**Rows**
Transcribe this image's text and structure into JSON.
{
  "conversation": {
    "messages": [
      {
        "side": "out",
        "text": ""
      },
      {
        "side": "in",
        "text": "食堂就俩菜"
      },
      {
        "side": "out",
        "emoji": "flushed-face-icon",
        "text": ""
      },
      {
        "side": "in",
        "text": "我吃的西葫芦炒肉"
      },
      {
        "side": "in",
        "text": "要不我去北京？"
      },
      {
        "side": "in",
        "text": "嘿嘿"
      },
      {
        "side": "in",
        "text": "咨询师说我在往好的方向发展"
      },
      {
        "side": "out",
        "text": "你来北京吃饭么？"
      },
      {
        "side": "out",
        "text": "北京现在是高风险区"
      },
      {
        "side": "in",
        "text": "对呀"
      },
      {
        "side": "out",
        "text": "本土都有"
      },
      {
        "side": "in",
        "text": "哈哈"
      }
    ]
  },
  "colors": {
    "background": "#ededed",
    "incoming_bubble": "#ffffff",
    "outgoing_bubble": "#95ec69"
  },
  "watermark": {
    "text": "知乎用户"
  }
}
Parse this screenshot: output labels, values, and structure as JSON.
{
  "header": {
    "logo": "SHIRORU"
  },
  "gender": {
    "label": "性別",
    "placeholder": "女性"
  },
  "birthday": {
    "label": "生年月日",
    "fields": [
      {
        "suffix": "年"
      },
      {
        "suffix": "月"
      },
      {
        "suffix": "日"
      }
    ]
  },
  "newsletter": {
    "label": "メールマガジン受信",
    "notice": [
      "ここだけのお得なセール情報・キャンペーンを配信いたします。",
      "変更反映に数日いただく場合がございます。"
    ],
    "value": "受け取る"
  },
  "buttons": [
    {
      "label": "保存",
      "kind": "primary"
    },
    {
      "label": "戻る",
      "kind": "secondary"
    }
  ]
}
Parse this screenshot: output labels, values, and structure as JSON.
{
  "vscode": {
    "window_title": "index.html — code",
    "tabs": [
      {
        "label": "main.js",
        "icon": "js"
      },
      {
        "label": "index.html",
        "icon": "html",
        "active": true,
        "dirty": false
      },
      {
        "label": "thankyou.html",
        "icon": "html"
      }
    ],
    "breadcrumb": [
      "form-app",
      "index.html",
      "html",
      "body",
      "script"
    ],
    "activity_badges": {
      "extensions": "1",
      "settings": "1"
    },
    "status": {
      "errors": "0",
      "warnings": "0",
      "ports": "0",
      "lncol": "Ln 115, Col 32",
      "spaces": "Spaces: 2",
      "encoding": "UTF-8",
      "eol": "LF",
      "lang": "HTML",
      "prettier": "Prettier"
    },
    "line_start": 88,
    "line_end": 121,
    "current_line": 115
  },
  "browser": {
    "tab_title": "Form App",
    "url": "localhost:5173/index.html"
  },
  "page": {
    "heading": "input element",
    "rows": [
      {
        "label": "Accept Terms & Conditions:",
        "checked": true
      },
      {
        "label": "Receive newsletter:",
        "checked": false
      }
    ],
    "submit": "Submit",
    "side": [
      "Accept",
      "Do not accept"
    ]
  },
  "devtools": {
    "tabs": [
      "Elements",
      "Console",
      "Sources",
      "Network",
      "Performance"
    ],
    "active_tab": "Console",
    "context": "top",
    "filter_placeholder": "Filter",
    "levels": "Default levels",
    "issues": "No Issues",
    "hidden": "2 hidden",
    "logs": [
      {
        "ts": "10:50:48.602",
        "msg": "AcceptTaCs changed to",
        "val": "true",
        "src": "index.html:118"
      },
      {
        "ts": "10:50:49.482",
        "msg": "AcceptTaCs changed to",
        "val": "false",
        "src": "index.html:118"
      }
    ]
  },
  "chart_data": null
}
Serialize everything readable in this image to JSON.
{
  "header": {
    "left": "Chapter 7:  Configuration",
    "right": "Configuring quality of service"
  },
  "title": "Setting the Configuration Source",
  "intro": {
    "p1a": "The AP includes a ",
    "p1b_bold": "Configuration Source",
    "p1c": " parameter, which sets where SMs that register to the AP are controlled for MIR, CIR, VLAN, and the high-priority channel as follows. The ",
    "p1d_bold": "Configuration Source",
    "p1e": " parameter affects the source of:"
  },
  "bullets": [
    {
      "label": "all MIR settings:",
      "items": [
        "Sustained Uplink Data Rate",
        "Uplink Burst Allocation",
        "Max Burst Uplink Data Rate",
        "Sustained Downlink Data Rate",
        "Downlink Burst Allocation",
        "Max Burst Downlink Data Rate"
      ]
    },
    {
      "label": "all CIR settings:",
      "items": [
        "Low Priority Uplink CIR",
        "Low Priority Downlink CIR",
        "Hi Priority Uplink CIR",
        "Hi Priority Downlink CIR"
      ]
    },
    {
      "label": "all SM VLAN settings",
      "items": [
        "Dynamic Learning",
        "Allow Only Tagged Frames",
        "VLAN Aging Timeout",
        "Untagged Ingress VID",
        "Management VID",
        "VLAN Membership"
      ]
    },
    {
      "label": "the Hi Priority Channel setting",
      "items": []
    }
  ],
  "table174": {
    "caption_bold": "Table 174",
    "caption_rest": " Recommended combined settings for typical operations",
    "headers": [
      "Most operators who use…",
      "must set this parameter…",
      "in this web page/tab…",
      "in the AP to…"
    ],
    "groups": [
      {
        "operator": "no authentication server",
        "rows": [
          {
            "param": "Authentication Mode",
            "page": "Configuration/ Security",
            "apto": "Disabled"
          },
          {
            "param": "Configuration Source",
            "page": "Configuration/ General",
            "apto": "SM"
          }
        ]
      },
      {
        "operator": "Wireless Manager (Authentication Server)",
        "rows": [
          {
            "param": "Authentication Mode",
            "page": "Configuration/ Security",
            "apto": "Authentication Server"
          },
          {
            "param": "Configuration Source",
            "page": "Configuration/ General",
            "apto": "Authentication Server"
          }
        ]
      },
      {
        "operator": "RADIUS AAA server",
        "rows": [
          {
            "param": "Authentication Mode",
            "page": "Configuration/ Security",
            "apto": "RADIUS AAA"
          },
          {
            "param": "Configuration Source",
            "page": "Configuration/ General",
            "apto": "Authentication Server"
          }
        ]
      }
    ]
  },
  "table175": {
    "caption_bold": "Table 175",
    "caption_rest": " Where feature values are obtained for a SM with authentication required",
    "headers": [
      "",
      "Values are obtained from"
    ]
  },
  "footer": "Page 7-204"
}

**Set task**
In the material above, find each line that contains the word "obtained", and select it.

**Task answer**
    "caption_rest": " Where feature values are obtained for a SM with authentication required",
      "Values are obtained from"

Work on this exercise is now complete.